# Task statement
Pull every line out of the records below word for word, omitting the pictures.

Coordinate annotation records
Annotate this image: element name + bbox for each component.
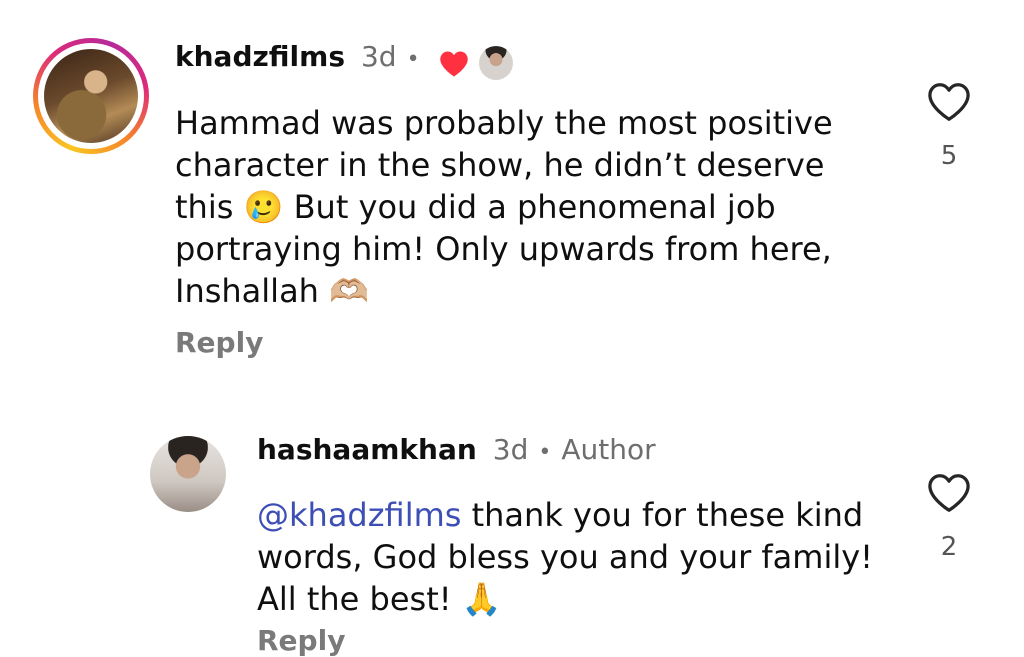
comment-meta: hashaamkhan 3d • Author — [257, 433, 656, 466]
heart-outline-icon[interactable] — [927, 82, 971, 122]
creator-avatar — [479, 46, 513, 80]
reply-button[interactable]: Reply — [175, 326, 263, 359]
comment-text: Hammad was probably the most positive ch… — [175, 104, 833, 310]
avatar — [44, 49, 138, 143]
comment-text: @khadzfilms thank you for these kind wor… — [257, 494, 897, 620]
heart-filled-icon — [440, 51, 468, 77]
avatar[interactable] — [150, 436, 226, 512]
reply-button[interactable]: Reply — [257, 624, 345, 657]
author-badge: Author — [561, 433, 656, 466]
username[interactable]: hashaamkhan — [257, 433, 477, 466]
meta-separator: • — [406, 47, 420, 72]
mention-link[interactable]: @khadzfilms — [257, 496, 461, 534]
heart-outline-icon[interactable] — [927, 473, 971, 513]
like-count: 5 — [940, 141, 958, 171]
timestamp: 3d — [492, 433, 529, 466]
like-count: 2 — [940, 532, 958, 562]
story-ring-avatar[interactable] — [33, 38, 149, 154]
username[interactable]: khadzfilms — [175, 40, 345, 73]
timestamp: 3d — [360, 40, 397, 73]
comment-meta: khadzfilms 3d • — [175, 40, 420, 73]
meta-separator: • — [538, 440, 552, 465]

# Solution
Annotate this image: element name + bbox for each component.
comment-meta: hashaamkhan 3d • Author — [257, 433, 656, 466]
heart-outline-icon[interactable] — [927, 82, 971, 122]
creator-avatar — [479, 46, 513, 80]
reply-button[interactable]: Reply — [175, 326, 263, 359]
comment-text: Hammad was probably the most positive ch… — [175, 104, 833, 310]
avatar — [44, 49, 138, 143]
comment-text: @khadzfilms thank you for these kind wor… — [257, 494, 897, 620]
heart-filled-icon — [440, 51, 468, 77]
avatar[interactable] — [150, 436, 226, 512]
reply-button[interactable]: Reply — [257, 624, 345, 657]
author-badge: Author — [561, 433, 656, 466]
username[interactable]: hashaamkhan — [257, 433, 477, 466]
meta-separator: • — [406, 47, 420, 72]
mention-link[interactable]: @khadzfilms — [257, 496, 461, 534]
heart-outline-icon[interactable] — [927, 473, 971, 513]
like-count: 5 — [940, 141, 958, 171]
timestamp: 3d — [492, 433, 529, 466]
like-count: 2 — [940, 532, 958, 562]
story-ring-avatar[interactable] — [33, 38, 149, 154]
username[interactable]: khadzfilms — [175, 40, 345, 73]
timestamp: 3d — [360, 40, 397, 73]
comment-meta: khadzfilms 3d • — [175, 40, 420, 73]
meta-separator: • — [538, 440, 552, 465]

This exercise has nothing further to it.